Stored items from a collection
+--
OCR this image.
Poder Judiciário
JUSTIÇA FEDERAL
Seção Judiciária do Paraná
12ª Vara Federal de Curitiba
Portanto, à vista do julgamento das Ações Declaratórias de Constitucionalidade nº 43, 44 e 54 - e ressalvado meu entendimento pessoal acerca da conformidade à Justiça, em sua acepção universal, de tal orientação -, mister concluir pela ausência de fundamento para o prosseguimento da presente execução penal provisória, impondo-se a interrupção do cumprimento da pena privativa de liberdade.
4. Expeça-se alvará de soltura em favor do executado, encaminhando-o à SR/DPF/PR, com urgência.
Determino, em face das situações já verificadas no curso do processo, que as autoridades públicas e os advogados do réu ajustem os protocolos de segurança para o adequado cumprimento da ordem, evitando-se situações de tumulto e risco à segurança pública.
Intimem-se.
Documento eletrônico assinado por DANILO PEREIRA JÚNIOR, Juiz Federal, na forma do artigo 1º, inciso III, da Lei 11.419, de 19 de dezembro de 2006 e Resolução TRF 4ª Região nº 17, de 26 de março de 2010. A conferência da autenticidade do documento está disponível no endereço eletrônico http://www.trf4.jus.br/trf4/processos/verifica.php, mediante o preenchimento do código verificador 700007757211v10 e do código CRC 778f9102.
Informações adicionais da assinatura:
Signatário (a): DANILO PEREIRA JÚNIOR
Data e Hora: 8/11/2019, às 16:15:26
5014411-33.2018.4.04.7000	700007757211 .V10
+--
*STATED GOAL*
Reproduce every entry shown above, precisely as it stands.

*RESPONSE TO THE EXERCISE*
OCR this image.
Poder Judiciário
JUSTIÇA FEDERAL
Seção Judiciária do Paraná
12ª Vara Federal de Curitiba
Portanto, à vista do julgamento das Ações Declaratórias de Constitucionalidade nº 43, 44 e 54 - e ressalvado meu entendimento pessoal acerca da conformidade à Justiça, em sua acepção universal, de tal orientação -, mister concluir pela ausência de fundamento para o prosseguimento da presente execução penal provisória, impondo-se a interrupção do cumprimento da pena privativa de liberdade.
4. Expeça-se alvará de soltura em favor do executado, encaminhando-o à SR/DPF/PR, com urgência.
Determino, em face das situações já verificadas no curso do processo, que as autoridades públicas e os advogados do réu ajustem os protocolos de segurança para o adequado cumprimento da ordem, evitando-se situações de tumulto e risco à segurança pública.
Intimem-se.
Documento eletrônico assinado por DANILO PEREIRA JÚNIOR, Juiz Federal, na forma do artigo 1º, inciso III, da Lei 11.419, de 19 de dezembro de 2006 e Resolução TRF 4ª Região nº 17, de 26 de março de 2010. A conferência da autenticidade do documento está disponível no endereço eletrônico http://www.trf4.jus.br/trf4/processos/verifica.php, mediante o preenchimento do código verificador 700007757211v10 e do código CRC 778f9102.
Informações adicionais da assinatura:
Signatário (a): DANILO PEREIRA JÚNIOR
Data e Hora: 8/11/2019, às 16:15:26
5014411-33.2018.4.04.7000	700007757211 .V10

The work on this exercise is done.